Directions for this task »
Each entry in the listing below should be restated word for word.

Records for this task »
-=-=-=-=-

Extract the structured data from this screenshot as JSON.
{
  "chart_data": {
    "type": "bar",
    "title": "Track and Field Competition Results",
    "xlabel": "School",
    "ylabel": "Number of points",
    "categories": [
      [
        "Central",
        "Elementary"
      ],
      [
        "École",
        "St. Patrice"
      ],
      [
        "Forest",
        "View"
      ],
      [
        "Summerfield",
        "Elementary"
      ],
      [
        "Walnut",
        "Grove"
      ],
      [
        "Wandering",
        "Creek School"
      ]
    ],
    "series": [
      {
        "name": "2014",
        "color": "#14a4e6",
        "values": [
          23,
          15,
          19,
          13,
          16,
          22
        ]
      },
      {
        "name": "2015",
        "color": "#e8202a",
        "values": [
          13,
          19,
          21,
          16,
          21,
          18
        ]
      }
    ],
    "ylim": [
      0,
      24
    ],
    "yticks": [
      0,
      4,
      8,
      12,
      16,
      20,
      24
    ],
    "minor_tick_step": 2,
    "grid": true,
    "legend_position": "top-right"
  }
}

-=-=-=-=-

Result for this task »
Extract the structured data from this screenshot as JSON.
{
  "chart_data": {
    "type": "bar",
    "title": "Track and Field Competition Results",
    "xlabel": "School",
    "ylabel": "Number of points",
    "categories": [
      [
        "Central",
        "Elementary"
      ],
      [
        "École",
        "St. Patrice"
      ],
      [
        "Forest",
        "View"
      ],
      [
        "Summerfield",
        "Elementary"
      ],
      [
        "Walnut",
        "Grove"
      ],
      [
        "Wandering",
        "Creek School"
      ]
    ],
    "series": [
      {
        "name": "2014",
        "color": "#14a4e6",
        "values": [
          23,
          15,
          19,
          13,
          16,
          22
        ]
      },
      {
        "name": "2015",
        "color": "#e8202a",
        "values": [
          13,
          19,
          21,
          16,
          21,
          18
        ]
      }
    ],
    "ylim": [
      0,
      24
    ],
    "yticks": [
      0,
      4,
      8,
      12,
      16,
      20,
      24
    ],
    "minor_tick_step": 2,
    "grid": true,
    "legend_position": "top-right"
  }
}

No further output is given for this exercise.